→ REQUIRED TASK
Without the pictures, set down every line of the data exactly.

### DATA RECORDS

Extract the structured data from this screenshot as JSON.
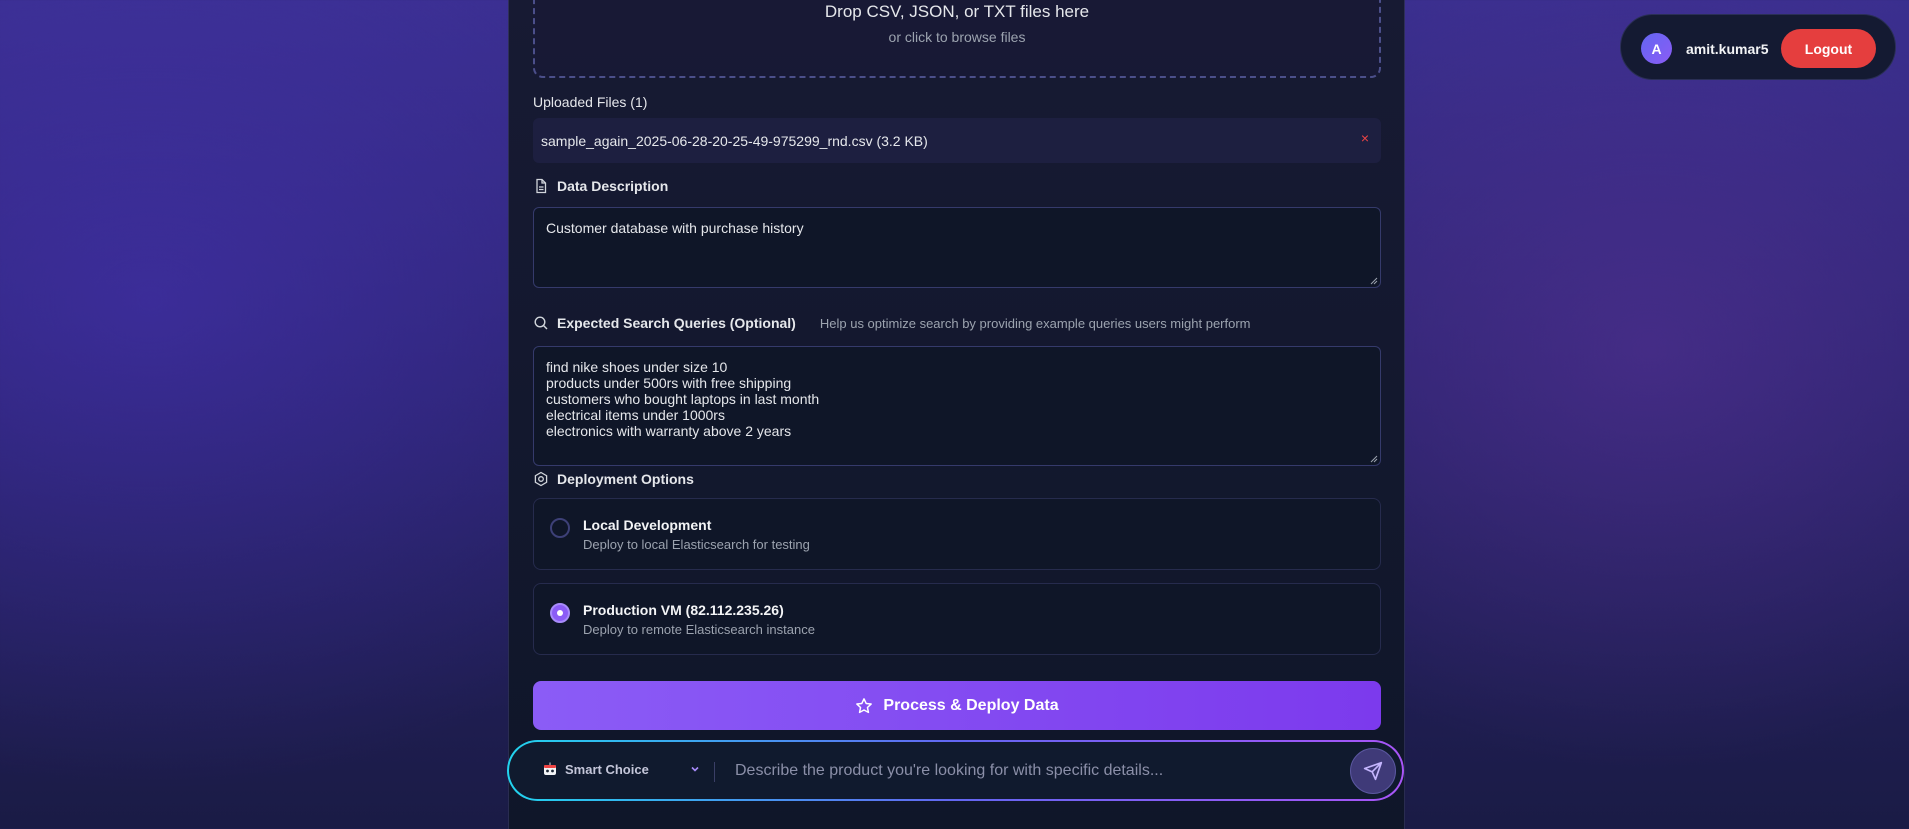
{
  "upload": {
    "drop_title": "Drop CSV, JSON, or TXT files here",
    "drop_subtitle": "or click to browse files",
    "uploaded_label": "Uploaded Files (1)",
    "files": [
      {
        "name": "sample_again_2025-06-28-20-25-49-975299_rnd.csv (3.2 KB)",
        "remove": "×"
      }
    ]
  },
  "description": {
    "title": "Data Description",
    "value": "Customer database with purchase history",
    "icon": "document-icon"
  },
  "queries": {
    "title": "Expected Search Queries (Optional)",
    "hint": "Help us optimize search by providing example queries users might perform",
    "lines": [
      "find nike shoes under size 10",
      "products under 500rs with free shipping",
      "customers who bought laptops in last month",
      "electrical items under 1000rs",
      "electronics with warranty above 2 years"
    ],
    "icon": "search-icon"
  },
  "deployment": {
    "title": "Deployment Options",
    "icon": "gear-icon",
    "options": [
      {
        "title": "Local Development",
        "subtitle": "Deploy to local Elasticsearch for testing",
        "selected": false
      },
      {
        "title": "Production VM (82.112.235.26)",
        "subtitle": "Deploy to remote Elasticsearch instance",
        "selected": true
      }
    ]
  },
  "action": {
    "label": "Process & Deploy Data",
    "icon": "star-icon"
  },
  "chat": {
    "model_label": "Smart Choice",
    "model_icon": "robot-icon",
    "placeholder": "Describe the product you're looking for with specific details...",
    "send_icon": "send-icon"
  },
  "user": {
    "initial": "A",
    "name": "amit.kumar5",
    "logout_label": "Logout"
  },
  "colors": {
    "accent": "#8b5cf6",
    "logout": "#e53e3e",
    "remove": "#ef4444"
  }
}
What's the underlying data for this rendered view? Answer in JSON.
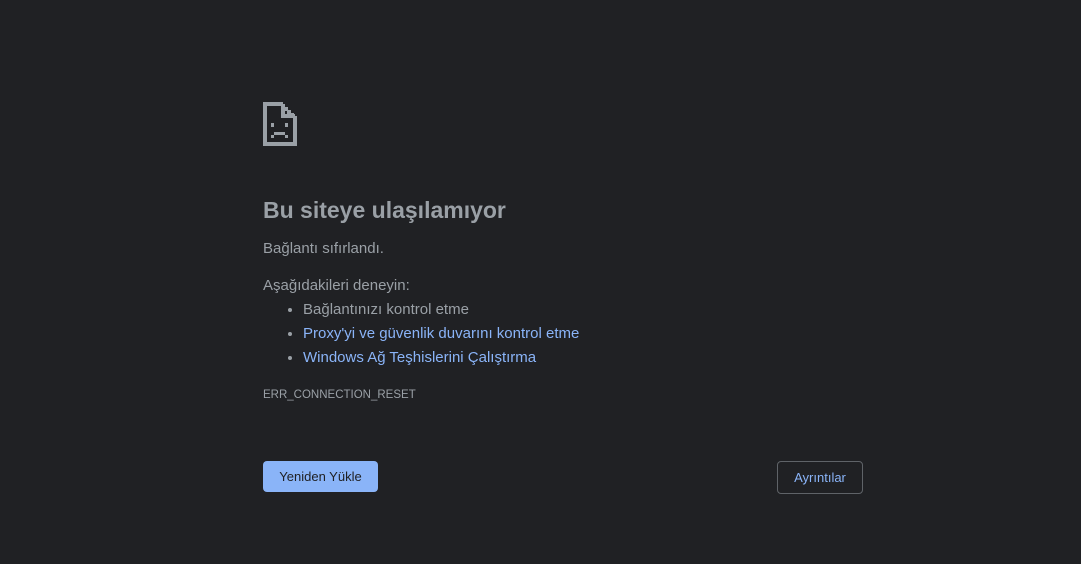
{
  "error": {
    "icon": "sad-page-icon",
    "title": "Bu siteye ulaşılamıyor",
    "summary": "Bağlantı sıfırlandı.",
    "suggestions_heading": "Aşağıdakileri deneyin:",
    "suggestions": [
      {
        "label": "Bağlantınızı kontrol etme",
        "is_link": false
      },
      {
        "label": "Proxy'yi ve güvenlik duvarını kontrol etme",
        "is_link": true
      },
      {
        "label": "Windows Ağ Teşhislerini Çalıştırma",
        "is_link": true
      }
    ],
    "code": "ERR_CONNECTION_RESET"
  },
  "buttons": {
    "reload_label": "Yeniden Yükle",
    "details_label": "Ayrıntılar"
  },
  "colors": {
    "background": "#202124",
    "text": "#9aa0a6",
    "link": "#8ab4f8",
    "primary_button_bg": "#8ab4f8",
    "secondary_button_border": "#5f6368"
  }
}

######

→ SOLUTION FOR THIS TASK
Extract the structured data from this screenshot as JSON.
{
  "upload": {
    "drop_title": "Drop CSV, JSON, or TXT files here",
    "drop_subtitle": "or click to browse files",
    "uploaded_label": "Uploaded Files (1)",
    "files": [
      {
        "name": "sample_again_2025-06-28-20-25-49-975299_rnd.csv (3.2 KB)",
        "remove": "×"
      }
    ]
  },
  "description": {
    "title": "Data Description",
    "value": "Customer database with purchase history",
    "icon": "document-icon"
  },
  "queries": {
    "title": "Expected Search Queries (Optional)",
    "hint": "Help us optimize search by providing example queries users might perform",
    "lines": [
      "find nike shoes under size 10",
      "products under 500rs with free shipping",
      "customers who bought laptops in last month",
      "electrical items under 1000rs",
      "electronics with warranty above 2 years"
    ],
    "icon": "search-icon"
  },
  "deployment": {
    "title": "Deployment Options",
    "icon": "gear-icon",
    "options": [
      {
        "title": "Local Development",
        "subtitle": "Deploy to local Elasticsearch for testing",
        "selected": false
      },
      {
        "title": "Production VM (82.112.235.26)",
        "subtitle": "Deploy to remote Elasticsearch instance",
        "selected": true
      }
    ]
  },
  "action": {
    "label": "Process & Deploy Data",
    "icon": "star-icon"
  },
  "chat": {
    "model_label": "Smart Choice",
    "model_icon": "robot-icon",
    "placeholder": "Describe the product you're looking for with specific details...",
    "send_icon": "send-icon"
  },
  "user": {
    "initial": "A",
    "name": "amit.kumar5",
    "logout_label": "Logout"
  },
  "colors": {
    "accent": "#8b5cf6",
    "logout": "#e53e3e",
    "remove": "#ef4444"
  }
}
What's the underlying data for this rendered view? Answer in JSON.
{
  "error": {
    "icon": "sad-page-icon",
    "title": "Bu siteye ulaşılamıyor",
    "summary": "Bağlantı sıfırlandı.",
    "suggestions_heading": "Aşağıdakileri deneyin:",
    "suggestions": [
      {
        "label": "Bağlantınızı kontrol etme",
        "is_link": false
      },
      {
        "label": "Proxy'yi ve güvenlik duvarını kontrol etme",
        "is_link": true
      },
      {
        "label": "Windows Ağ Teşhislerini Çalıştırma",
        "is_link": true
      }
    ],
    "code": "ERR_CONNECTION_RESET"
  },
  "buttons": {
    "reload_label": "Yeniden Yükle",
    "details_label": "Ayrıntılar"
  },
  "colors": {
    "background": "#202124",
    "text": "#9aa0a6",
    "link": "#8ab4f8",
    "primary_button_bg": "#8ab4f8",
    "secondary_button_border": "#5f6368"
  }
}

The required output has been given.